--- Start EXTRACTED ENTRIES ---

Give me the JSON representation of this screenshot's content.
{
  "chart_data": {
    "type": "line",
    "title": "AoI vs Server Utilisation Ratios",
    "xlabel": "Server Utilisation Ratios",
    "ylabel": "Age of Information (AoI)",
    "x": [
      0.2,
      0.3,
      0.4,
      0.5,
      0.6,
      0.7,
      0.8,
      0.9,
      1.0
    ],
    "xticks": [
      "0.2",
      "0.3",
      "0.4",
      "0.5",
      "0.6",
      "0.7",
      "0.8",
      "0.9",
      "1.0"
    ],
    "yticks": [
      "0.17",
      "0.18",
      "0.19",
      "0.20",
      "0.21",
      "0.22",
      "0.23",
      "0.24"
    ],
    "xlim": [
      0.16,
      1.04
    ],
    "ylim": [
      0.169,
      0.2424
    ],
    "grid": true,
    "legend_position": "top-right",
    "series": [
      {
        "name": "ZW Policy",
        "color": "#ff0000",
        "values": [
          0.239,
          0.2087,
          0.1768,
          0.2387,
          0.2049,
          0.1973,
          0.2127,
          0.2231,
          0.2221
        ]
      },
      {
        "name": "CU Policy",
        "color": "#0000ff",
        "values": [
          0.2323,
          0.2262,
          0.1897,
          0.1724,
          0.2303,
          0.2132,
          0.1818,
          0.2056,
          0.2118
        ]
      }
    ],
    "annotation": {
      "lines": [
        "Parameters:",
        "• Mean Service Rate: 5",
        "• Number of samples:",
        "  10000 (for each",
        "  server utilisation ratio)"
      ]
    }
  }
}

--- End EXTRACTED ENTRIES ---

▸ TASK DESCRIPTION: Scan the entries above. Copy each line that has the string "Ratios".

▸ WORKED SOLUTION:
    "title": "AoI vs Server Utilisation Ratios",
    "xlabel": "Server Utilisation Ratios",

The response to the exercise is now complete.